Count the lines in the records below that contain the word "Name", and reply with only that number.

== Material provided ==
------------------------------------------------------------
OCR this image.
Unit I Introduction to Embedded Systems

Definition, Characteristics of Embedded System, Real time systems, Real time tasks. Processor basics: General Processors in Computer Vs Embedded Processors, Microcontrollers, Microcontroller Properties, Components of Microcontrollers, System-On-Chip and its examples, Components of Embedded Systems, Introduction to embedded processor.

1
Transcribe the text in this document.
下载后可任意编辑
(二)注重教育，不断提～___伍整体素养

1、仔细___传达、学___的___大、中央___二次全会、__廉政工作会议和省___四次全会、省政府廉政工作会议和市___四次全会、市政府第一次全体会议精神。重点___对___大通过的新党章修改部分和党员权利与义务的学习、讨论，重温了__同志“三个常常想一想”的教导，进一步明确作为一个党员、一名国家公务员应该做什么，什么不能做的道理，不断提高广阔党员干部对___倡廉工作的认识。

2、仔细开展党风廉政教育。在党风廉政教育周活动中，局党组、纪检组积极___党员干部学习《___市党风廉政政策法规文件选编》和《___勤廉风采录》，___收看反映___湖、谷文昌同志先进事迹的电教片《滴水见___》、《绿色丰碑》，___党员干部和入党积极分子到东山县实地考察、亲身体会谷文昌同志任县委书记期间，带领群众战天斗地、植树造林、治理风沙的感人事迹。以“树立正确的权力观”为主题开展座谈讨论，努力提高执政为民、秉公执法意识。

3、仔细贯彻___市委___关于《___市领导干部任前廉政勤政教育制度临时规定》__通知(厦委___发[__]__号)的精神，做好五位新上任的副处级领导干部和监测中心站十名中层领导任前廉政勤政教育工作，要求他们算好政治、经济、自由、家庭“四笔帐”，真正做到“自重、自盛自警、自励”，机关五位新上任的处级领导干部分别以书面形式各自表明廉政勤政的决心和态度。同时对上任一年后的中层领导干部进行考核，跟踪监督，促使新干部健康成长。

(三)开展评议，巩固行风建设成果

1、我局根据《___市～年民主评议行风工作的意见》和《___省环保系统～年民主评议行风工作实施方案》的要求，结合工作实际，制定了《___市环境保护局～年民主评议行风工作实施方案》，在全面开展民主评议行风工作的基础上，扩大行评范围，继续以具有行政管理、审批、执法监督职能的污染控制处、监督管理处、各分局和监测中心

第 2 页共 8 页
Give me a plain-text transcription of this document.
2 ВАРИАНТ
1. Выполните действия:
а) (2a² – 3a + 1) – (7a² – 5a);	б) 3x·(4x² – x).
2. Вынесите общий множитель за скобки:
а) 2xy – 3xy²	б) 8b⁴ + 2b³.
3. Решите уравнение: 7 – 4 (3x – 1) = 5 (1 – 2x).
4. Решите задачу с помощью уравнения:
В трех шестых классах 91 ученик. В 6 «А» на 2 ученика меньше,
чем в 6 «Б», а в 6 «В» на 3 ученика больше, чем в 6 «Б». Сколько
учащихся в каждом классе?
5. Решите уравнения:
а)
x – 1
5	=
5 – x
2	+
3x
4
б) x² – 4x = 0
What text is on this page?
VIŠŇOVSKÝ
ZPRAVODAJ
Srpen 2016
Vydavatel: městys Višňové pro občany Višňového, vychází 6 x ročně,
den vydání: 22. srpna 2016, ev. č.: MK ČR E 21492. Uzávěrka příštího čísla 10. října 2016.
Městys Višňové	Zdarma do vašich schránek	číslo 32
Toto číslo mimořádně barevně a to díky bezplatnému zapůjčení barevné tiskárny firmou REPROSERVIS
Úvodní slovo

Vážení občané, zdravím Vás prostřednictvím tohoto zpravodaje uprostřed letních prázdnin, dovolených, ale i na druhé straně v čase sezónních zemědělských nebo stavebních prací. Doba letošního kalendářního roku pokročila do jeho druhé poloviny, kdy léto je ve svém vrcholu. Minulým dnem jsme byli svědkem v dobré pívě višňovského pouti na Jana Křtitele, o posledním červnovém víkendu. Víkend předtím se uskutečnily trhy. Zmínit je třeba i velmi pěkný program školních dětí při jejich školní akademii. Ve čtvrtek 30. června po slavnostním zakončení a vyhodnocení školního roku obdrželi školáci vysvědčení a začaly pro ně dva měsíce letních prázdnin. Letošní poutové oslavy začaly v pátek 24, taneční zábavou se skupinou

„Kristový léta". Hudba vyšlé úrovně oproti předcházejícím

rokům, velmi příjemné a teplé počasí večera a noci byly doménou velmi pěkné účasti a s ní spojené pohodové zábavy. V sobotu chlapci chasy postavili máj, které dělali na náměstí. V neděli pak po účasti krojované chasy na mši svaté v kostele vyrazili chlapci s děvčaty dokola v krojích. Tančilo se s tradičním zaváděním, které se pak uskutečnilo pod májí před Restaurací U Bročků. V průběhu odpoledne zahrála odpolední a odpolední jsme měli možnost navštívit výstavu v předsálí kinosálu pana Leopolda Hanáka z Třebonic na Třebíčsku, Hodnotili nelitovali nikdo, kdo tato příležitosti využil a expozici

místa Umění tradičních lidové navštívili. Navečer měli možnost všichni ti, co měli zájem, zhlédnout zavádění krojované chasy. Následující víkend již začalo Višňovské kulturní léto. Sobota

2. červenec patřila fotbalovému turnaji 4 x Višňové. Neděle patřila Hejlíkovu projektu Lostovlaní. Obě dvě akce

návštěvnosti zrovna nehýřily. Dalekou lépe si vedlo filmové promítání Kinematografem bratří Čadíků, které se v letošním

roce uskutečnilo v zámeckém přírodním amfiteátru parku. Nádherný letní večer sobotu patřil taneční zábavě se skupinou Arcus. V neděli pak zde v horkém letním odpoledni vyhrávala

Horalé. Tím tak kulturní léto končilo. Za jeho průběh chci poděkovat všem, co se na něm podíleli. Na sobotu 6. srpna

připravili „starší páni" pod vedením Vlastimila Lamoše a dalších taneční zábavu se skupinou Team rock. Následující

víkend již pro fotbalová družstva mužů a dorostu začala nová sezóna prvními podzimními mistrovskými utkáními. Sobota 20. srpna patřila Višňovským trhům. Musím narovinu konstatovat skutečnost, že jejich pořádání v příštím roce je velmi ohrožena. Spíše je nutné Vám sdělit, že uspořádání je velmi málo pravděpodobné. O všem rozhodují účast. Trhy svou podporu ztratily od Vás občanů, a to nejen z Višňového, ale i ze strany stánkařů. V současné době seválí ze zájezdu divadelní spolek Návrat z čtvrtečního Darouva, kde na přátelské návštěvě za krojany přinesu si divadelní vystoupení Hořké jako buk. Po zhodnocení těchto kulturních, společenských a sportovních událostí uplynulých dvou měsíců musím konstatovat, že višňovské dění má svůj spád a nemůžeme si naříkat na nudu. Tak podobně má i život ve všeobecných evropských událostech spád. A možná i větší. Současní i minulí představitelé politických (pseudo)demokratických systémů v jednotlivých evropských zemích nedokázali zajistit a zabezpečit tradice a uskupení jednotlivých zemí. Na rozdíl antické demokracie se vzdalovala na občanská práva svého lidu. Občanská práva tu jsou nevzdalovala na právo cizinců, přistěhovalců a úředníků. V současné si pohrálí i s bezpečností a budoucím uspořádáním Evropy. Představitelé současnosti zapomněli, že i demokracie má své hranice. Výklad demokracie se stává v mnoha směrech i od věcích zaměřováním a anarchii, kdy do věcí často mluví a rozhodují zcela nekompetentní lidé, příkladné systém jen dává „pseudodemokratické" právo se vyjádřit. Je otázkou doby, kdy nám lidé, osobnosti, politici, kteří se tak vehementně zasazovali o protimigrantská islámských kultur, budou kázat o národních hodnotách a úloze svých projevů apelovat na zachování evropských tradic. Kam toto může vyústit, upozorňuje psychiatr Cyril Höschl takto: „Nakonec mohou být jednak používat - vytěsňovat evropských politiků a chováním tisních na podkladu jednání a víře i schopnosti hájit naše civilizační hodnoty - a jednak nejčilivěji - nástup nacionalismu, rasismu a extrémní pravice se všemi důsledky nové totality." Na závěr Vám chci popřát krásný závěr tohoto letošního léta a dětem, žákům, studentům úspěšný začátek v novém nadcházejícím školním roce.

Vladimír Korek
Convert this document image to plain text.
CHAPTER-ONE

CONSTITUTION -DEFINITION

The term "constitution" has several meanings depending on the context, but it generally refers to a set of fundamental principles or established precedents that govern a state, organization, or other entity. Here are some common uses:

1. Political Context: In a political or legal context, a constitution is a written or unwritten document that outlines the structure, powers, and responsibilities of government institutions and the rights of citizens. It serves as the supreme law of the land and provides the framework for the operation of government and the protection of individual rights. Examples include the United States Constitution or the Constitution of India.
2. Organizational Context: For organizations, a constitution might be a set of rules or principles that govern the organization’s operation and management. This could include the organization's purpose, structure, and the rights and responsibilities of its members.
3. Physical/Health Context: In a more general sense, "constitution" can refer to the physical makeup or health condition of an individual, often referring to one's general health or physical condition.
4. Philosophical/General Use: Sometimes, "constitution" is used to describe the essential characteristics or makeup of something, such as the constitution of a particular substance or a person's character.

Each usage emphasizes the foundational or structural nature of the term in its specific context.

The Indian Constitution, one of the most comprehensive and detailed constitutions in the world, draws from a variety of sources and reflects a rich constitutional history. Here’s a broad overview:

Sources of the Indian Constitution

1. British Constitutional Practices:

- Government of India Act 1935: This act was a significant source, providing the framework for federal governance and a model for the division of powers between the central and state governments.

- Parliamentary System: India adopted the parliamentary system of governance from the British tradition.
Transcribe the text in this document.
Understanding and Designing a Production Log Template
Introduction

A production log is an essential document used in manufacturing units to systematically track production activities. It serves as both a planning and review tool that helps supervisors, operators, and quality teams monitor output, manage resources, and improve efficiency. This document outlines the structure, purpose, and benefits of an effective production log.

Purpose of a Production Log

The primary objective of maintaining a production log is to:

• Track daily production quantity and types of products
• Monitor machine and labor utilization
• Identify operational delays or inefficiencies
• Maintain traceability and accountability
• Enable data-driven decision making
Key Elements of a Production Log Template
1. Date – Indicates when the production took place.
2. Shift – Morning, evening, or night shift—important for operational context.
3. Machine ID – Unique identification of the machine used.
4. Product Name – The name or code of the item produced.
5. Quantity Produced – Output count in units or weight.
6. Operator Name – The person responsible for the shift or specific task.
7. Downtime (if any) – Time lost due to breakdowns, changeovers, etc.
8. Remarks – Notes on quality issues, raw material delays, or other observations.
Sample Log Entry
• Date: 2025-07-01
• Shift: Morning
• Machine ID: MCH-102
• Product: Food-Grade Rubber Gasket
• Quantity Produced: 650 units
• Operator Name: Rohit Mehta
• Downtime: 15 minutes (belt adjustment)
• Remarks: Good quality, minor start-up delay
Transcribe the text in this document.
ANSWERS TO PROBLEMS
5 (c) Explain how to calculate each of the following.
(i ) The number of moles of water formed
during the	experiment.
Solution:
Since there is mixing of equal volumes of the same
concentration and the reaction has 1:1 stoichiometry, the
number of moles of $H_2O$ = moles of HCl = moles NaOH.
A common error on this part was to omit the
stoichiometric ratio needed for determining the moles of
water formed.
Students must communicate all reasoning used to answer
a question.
------------------------------------------------------------
== Problem solution ==
3